__What you need to do__
Search the records that follow and extract every line containing the string "Piggy".

__Data excerpts__

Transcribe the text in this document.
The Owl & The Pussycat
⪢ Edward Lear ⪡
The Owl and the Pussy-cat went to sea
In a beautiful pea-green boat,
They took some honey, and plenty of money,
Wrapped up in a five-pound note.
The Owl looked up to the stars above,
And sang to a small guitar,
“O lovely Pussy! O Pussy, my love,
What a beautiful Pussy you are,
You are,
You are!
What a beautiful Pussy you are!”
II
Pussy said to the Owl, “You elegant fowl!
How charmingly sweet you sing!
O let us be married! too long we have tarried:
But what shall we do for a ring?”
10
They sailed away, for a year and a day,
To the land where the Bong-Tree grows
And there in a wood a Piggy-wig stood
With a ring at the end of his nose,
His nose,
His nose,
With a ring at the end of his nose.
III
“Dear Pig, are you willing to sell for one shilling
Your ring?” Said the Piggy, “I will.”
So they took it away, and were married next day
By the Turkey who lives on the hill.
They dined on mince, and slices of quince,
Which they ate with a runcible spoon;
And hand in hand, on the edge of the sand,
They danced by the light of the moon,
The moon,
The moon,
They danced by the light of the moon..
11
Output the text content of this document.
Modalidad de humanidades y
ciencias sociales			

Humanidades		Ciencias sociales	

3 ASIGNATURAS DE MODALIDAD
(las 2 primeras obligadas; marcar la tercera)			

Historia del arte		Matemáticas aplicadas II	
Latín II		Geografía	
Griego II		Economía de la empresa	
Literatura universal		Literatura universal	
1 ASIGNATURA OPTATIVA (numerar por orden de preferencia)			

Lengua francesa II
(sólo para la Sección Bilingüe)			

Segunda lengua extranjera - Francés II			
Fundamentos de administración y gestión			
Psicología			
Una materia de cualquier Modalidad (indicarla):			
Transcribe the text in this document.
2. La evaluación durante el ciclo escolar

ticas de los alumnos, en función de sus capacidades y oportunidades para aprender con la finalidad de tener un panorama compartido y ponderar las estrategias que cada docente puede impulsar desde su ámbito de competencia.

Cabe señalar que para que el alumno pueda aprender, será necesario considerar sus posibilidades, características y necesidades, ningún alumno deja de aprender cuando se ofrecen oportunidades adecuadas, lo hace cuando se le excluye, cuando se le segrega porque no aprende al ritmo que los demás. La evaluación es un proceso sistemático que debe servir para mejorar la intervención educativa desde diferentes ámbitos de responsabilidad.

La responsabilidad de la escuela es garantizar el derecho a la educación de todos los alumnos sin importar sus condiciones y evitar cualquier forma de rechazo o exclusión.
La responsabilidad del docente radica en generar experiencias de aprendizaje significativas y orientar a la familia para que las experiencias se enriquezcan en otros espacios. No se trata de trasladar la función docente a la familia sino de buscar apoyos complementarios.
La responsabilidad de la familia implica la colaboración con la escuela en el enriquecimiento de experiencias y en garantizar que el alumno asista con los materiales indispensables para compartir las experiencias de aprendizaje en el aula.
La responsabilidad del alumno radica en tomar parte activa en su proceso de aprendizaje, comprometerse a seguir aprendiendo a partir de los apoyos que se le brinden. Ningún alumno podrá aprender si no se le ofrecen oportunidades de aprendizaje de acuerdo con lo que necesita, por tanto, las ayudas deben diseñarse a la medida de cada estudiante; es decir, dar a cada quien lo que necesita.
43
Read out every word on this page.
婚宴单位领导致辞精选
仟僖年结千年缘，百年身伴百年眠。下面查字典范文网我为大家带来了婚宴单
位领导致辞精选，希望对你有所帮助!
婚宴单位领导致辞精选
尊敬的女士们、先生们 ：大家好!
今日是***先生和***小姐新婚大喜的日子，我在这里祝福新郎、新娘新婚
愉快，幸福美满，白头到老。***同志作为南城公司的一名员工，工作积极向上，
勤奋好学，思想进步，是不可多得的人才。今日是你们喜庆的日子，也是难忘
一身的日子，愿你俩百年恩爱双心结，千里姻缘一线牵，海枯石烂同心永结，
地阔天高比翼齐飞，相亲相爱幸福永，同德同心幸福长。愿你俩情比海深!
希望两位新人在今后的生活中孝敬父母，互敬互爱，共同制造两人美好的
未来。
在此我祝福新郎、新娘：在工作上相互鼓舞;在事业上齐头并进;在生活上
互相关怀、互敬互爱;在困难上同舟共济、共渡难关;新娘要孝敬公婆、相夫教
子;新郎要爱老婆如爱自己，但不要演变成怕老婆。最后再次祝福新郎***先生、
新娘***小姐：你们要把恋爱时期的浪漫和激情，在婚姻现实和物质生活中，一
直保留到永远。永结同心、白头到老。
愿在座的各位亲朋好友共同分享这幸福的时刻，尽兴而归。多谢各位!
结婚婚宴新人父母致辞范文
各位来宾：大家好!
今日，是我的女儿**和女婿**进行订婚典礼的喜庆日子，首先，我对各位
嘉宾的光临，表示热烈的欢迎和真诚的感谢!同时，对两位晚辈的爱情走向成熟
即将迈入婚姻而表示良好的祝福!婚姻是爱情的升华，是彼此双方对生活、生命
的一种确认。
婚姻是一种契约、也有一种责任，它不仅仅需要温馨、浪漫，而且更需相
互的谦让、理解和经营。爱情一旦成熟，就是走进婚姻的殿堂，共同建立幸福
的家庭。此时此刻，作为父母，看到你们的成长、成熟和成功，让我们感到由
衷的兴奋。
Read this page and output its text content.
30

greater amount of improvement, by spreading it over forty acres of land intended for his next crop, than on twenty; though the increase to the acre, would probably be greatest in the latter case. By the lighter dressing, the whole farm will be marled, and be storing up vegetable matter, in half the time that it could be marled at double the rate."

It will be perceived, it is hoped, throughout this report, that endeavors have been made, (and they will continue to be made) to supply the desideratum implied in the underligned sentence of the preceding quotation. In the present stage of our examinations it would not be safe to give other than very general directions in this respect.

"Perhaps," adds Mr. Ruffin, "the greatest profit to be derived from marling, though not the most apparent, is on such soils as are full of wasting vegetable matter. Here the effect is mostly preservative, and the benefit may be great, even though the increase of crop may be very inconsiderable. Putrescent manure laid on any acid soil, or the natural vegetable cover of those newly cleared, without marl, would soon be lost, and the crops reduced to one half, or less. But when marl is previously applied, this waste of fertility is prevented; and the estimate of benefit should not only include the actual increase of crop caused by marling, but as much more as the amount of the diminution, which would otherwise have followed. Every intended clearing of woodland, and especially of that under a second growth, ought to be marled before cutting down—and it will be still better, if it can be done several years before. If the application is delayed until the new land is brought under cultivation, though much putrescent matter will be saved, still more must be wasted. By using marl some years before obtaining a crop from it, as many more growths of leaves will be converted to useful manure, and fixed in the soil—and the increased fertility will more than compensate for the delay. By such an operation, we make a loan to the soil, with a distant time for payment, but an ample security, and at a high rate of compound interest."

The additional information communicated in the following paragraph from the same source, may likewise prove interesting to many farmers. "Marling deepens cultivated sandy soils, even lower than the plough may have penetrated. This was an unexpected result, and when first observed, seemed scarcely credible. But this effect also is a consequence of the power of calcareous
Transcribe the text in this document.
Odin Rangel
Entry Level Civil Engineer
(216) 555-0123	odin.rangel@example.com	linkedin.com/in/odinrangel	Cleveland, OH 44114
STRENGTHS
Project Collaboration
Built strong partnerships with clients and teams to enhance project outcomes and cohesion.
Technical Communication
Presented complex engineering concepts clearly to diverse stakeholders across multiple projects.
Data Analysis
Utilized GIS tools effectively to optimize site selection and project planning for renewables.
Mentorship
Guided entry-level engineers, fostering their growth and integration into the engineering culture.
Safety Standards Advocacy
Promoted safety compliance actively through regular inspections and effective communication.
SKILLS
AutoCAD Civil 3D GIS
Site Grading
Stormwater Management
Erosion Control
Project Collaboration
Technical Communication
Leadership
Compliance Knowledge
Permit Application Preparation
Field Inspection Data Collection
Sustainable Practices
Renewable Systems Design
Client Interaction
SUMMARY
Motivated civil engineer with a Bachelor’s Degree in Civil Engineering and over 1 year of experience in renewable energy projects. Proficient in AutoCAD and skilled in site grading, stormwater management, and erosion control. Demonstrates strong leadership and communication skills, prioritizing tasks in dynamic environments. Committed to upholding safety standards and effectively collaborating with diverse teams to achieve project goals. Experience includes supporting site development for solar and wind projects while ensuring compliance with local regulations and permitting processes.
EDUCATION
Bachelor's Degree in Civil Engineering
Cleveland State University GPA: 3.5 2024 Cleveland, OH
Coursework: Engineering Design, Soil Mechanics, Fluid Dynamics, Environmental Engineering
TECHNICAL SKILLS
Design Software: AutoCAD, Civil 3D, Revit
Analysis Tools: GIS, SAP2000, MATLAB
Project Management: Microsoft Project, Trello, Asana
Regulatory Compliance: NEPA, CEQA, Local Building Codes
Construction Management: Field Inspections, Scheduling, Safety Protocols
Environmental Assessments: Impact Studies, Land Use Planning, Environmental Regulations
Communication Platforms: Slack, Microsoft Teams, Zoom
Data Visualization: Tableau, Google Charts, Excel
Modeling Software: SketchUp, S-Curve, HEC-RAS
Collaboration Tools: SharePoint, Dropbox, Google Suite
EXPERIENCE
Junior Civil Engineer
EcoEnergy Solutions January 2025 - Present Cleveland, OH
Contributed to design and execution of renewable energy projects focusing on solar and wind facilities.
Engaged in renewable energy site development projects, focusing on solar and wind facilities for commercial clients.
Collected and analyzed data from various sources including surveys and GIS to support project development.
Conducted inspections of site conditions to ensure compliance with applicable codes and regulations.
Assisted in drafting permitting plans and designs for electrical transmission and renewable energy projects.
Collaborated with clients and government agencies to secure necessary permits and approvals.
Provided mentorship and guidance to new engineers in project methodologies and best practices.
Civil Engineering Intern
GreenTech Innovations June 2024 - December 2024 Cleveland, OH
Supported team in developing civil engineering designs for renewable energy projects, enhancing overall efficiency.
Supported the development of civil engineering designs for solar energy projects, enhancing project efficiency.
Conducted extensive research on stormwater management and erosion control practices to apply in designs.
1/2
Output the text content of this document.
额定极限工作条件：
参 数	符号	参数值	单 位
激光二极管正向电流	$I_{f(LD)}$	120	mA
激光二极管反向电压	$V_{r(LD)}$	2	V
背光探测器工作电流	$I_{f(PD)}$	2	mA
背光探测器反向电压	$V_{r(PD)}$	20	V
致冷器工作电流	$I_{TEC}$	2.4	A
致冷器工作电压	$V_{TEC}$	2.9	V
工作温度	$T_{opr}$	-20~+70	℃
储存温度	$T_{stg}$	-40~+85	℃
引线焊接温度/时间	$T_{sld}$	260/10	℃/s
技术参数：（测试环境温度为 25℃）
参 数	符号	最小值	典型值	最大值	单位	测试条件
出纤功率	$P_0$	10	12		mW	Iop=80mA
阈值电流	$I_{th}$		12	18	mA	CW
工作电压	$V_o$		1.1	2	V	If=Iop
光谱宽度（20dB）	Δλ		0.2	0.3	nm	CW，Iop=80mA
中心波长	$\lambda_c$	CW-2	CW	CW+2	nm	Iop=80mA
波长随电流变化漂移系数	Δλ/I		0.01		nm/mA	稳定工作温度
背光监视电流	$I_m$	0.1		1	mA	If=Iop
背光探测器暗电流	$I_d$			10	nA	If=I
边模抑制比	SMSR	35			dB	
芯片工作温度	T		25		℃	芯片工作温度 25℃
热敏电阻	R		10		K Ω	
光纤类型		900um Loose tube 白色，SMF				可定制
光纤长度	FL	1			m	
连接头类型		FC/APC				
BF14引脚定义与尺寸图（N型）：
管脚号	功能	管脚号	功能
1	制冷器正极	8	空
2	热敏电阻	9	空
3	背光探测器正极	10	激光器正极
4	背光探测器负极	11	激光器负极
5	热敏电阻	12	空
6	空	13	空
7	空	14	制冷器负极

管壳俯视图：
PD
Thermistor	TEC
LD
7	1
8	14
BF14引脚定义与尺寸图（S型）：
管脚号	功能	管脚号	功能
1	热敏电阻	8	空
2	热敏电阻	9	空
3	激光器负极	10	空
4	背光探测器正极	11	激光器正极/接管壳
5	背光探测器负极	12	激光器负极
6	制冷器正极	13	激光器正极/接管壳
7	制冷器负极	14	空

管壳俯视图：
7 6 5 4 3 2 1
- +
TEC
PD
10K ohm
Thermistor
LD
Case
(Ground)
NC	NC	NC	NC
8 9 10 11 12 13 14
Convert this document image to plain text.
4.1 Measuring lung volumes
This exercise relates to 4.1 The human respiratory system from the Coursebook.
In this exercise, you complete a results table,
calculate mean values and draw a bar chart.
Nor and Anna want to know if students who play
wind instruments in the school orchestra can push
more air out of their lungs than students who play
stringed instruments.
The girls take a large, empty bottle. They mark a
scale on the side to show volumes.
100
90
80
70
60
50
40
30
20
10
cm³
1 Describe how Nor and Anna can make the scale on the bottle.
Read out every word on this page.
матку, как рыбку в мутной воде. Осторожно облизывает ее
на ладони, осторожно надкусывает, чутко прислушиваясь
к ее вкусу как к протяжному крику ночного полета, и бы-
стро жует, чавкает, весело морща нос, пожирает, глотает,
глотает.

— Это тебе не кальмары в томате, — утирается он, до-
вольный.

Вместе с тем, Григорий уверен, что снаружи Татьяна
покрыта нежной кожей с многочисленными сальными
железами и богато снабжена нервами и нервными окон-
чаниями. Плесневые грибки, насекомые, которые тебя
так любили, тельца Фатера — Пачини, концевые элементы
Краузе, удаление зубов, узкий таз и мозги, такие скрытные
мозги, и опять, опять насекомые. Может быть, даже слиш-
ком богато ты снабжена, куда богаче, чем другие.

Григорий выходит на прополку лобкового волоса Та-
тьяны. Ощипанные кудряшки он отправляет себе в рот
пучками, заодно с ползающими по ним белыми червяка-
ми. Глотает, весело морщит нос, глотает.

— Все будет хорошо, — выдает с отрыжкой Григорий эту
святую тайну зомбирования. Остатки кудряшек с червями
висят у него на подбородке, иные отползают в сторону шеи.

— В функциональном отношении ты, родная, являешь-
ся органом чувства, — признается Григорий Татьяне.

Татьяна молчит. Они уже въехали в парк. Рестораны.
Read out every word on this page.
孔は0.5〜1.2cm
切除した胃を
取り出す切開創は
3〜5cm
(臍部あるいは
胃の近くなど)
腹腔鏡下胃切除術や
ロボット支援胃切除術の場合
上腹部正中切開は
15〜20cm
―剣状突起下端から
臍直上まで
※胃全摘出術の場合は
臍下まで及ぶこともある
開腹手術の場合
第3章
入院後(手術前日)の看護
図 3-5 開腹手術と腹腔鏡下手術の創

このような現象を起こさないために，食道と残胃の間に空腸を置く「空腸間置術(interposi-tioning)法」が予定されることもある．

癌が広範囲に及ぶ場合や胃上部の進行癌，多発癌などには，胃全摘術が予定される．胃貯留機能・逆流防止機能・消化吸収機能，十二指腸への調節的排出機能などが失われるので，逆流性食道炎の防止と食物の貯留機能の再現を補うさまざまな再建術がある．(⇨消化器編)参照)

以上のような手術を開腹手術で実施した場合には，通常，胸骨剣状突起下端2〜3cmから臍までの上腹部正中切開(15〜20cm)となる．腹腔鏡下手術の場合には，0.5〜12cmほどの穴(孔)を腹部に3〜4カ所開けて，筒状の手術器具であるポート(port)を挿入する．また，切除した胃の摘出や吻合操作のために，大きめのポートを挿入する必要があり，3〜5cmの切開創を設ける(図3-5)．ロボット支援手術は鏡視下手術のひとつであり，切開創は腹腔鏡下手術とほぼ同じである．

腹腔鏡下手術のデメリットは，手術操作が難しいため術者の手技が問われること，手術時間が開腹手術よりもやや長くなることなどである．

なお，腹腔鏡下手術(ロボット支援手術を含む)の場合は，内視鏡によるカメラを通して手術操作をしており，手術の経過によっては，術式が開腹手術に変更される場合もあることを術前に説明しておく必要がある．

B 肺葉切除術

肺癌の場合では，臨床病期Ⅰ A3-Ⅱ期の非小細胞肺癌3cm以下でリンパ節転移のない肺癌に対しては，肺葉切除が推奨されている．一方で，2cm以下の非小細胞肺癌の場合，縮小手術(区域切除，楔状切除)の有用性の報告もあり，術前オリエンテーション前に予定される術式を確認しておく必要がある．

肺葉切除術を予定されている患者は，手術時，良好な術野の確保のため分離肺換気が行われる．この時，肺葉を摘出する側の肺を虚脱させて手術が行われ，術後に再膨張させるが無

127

__Task output__
And there in a wood a Piggy-wig stood
Your ring?” Said the Piggy, “I will.”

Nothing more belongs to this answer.